• THE EXERCISE: Spot each line in the records below where the word "familiäre" occurs, then copy it.
***** DATA RECORDS
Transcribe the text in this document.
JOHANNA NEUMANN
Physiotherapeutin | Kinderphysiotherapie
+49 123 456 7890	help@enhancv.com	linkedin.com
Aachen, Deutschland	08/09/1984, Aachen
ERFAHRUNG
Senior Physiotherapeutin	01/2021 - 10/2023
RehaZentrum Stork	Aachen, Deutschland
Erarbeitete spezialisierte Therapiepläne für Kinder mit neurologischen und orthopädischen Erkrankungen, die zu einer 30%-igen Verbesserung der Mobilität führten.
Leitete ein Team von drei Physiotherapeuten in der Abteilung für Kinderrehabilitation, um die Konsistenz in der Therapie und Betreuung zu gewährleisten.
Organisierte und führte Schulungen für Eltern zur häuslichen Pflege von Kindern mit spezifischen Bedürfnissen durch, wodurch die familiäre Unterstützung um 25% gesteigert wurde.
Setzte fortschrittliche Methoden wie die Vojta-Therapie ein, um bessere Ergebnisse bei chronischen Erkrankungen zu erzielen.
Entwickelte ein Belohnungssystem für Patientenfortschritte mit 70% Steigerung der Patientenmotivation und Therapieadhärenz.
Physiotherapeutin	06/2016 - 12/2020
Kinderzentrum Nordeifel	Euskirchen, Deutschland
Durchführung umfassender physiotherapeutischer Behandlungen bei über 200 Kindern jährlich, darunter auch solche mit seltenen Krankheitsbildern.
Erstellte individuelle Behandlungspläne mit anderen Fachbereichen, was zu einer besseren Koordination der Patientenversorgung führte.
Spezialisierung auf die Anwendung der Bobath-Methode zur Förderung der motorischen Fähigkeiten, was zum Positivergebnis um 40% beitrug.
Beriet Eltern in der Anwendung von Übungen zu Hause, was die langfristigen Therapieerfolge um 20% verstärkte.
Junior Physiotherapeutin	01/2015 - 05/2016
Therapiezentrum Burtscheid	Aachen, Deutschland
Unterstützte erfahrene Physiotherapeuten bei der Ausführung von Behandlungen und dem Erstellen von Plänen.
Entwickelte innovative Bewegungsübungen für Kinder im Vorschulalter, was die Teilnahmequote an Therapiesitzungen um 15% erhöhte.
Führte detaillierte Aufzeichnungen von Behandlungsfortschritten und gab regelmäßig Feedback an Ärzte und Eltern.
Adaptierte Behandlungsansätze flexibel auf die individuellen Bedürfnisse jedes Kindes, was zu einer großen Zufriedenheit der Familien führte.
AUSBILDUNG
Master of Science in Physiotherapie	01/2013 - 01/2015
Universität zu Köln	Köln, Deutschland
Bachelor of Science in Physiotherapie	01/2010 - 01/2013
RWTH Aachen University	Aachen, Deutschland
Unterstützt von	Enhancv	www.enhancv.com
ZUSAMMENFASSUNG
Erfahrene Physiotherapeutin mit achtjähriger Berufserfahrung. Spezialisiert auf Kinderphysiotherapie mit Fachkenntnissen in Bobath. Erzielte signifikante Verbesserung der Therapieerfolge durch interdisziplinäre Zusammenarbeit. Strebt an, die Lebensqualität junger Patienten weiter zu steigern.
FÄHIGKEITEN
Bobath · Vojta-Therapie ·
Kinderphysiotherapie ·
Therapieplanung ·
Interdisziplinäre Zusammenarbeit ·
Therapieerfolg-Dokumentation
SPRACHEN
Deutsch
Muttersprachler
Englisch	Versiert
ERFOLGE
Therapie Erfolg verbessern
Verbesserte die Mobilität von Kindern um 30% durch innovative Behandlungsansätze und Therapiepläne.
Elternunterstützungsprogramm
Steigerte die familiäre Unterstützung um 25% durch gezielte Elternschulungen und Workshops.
**********
• RESPONSE TO THE TASK:
Organisierte und führte Schulungen für Eltern zur häuslichen Pflege von Kindern mit spezifischen Bedürfnissen durch, wodurch die familiäre Unterstützung um 25% gesteigert wurde.
Steigerte die familiäre Unterstützung um 25% durch gezielte Elternschulungen und Workshops.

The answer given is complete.